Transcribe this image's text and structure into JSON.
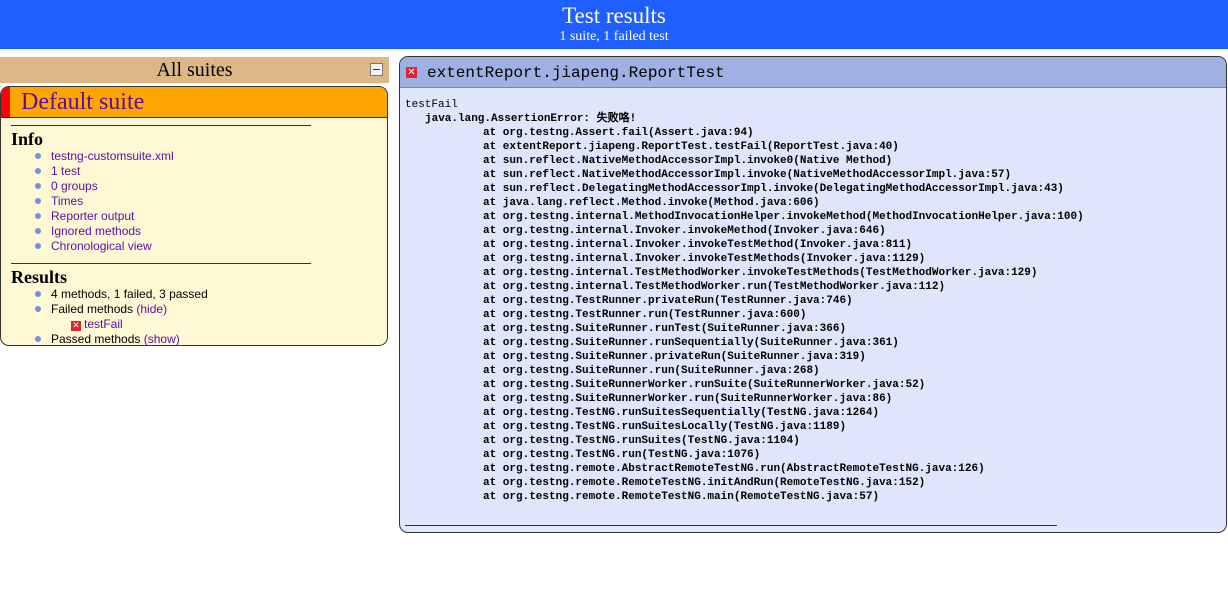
{
  "header": {
    "title": "Test results",
    "subtitle": "1 suite, 1 failed test"
  },
  "sidebar": {
    "all_suites_label": "All suites",
    "suite_name": "Default suite",
    "info": {
      "heading": "Info",
      "items": [
        "testng-customsuite.xml",
        "1 test",
        "0 groups",
        "Times",
        "Reporter output",
        "Ignored methods",
        "Chronological view"
      ]
    },
    "results": {
      "heading": "Results",
      "summary": "4 methods, 1 failed, 3 passed",
      "failed_label": "Failed methods",
      "failed_toggle": "(hide)",
      "failed_item": "testFail",
      "passed_label": "Passed methods",
      "passed_toggle": "(show)"
    }
  },
  "detail": {
    "class_name": "extentReport.jiapeng.ReportTest",
    "test_name": "testFail",
    "exception": "java.lang.AssertionError: 失败咯!",
    "stack": [
      "at org.testng.Assert.fail(Assert.java:94)",
      "at extentReport.jiapeng.ReportTest.testFail(ReportTest.java:40)",
      "at sun.reflect.NativeMethodAccessorImpl.invoke0(Native Method)",
      "at sun.reflect.NativeMethodAccessorImpl.invoke(NativeMethodAccessorImpl.java:57)",
      "at sun.reflect.DelegatingMethodAccessorImpl.invoke(DelegatingMethodAccessorImpl.java:43)",
      "at java.lang.reflect.Method.invoke(Method.java:606)",
      "at org.testng.internal.MethodInvocationHelper.invokeMethod(MethodInvocationHelper.java:100)",
      "at org.testng.internal.Invoker.invokeMethod(Invoker.java:646)",
      "at org.testng.internal.Invoker.invokeTestMethod(Invoker.java:811)",
      "at org.testng.internal.Invoker.invokeTestMethods(Invoker.java:1129)",
      "at org.testng.internal.TestMethodWorker.invokeTestMethods(TestMethodWorker.java:129)",
      "at org.testng.internal.TestMethodWorker.run(TestMethodWorker.java:112)",
      "at org.testng.TestRunner.privateRun(TestRunner.java:746)",
      "at org.testng.TestRunner.run(TestRunner.java:600)",
      "at org.testng.SuiteRunner.runTest(SuiteRunner.java:366)",
      "at org.testng.SuiteRunner.runSequentially(SuiteRunner.java:361)",
      "at org.testng.SuiteRunner.privateRun(SuiteRunner.java:319)",
      "at org.testng.SuiteRunner.run(SuiteRunner.java:268)",
      "at org.testng.SuiteRunnerWorker.runSuite(SuiteRunnerWorker.java:52)",
      "at org.testng.SuiteRunnerWorker.run(SuiteRunnerWorker.java:86)",
      "at org.testng.TestNG.runSuitesSequentially(TestNG.java:1264)",
      "at org.testng.TestNG.runSuitesLocally(TestNG.java:1189)",
      "at org.testng.TestNG.runSuites(TestNG.java:1104)",
      "at org.testng.TestNG.run(TestNG.java:1076)",
      "at org.testng.remote.AbstractRemoteTestNG.run(AbstractRemoteTestNG.java:126)",
      "at org.testng.remote.RemoteTestNG.initAndRun(RemoteTestNG.java:152)",
      "at org.testng.remote.RemoteTestNG.main(RemoteTestNG.java:57)"
    ]
  },
  "icons": {
    "collapse": "collapse-icon",
    "fail": "fail-x-icon",
    "bullet": "bullet-icon"
  },
  "colors": {
    "header_bg": "#1f5eff",
    "suite_header_bg": "#ffa500",
    "all_suites_bg": "#ddb886",
    "panel_bg": "#dfe6fb",
    "fail_red": "#e0242f"
  }
}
......
**GIVEN EXERCISE**
Using the records above, output their complete text exactly, minus any images.

**WRITTEN ANSWER**
Transcribe this image's text and structure into JSON.
{
  "header": {
    "title": "Test results",
    "subtitle": "1 suite, 1 failed test"
  },
  "sidebar": {
    "all_suites_label": "All suites",
    "suite_name": "Default suite",
    "info": {
      "heading": "Info",
      "items": [
        "testng-customsuite.xml",
        "1 test",
        "0 groups",
        "Times",
        "Reporter output",
        "Ignored methods",
        "Chronological view"
      ]
    },
    "results": {
      "heading": "Results",
      "summary": "4 methods, 1 failed, 3 passed",
      "failed_label": "Failed methods",
      "failed_toggle": "(hide)",
      "failed_item": "testFail",
      "passed_label": "Passed methods",
      "passed_toggle": "(show)"
    }
  },
  "detail": {
    "class_name": "extentReport.jiapeng.ReportTest",
    "test_name": "testFail",
    "exception": "java.lang.AssertionError: 失败咯!",
    "stack": [
      "at org.testng.Assert.fail(Assert.java:94)",
      "at extentReport.jiapeng.ReportTest.testFail(ReportTest.java:40)",
      "at sun.reflect.NativeMethodAccessorImpl.invoke0(Native Method)",
      "at sun.reflect.NativeMethodAccessorImpl.invoke(NativeMethodAccessorImpl.java:57)",
      "at sun.reflect.DelegatingMethodAccessorImpl.invoke(DelegatingMethodAccessorImpl.java:43)",
      "at java.lang.reflect.Method.invoke(Method.java:606)",
      "at org.testng.internal.MethodInvocationHelper.invokeMethod(MethodInvocationHelper.java:100)",
      "at org.testng.internal.Invoker.invokeMethod(Invoker.java:646)",
      "at org.testng.internal.Invoker.invokeTestMethod(Invoker.java:811)",
      "at org.testng.internal.Invoker.invokeTestMethods(Invoker.java:1129)",
      "at org.testng.internal.TestMethodWorker.invokeTestMethods(TestMethodWorker.java:129)",
      "at org.testng.internal.TestMethodWorker.run(TestMethodWorker.java:112)",
      "at org.testng.TestRunner.privateRun(TestRunner.java:746)",
      "at org.testng.TestRunner.run(TestRunner.java:600)",
      "at org.testng.SuiteRunner.runTest(SuiteRunner.java:366)",
      "at org.testng.SuiteRunner.runSequentially(SuiteRunner.java:361)",
      "at org.testng.SuiteRunner.privateRun(SuiteRunner.java:319)",
      "at org.testng.SuiteRunner.run(SuiteRunner.java:268)",
      "at org.testng.SuiteRunnerWorker.runSuite(SuiteRunnerWorker.java:52)",
      "at org.testng.SuiteRunnerWorker.run(SuiteRunnerWorker.java:86)",
      "at org.testng.TestNG.runSuitesSequentially(TestNG.java:1264)",
      "at org.testng.TestNG.runSuitesLocally(TestNG.java:1189)",
      "at org.testng.TestNG.runSuites(TestNG.java:1104)",
      "at org.testng.TestNG.run(TestNG.java:1076)",
      "at org.testng.remote.AbstractRemoteTestNG.run(AbstractRemoteTestNG.java:126)",
      "at org.testng.remote.RemoteTestNG.initAndRun(RemoteTestNG.java:152)",
      "at org.testng.remote.RemoteTestNG.main(RemoteTestNG.java:57)"
    ]
  },
  "icons": {
    "collapse": "collapse-icon",
    "fail": "fail-x-icon",
    "bullet": "bullet-icon"
  },
  "colors": {
    "header_bg": "#1f5eff",
    "suite_header_bg": "#ffa500",
    "all_suites_bg": "#ddb886",
    "panel_bg": "#dfe6fb",
    "fail_red": "#e0242f"
  }
}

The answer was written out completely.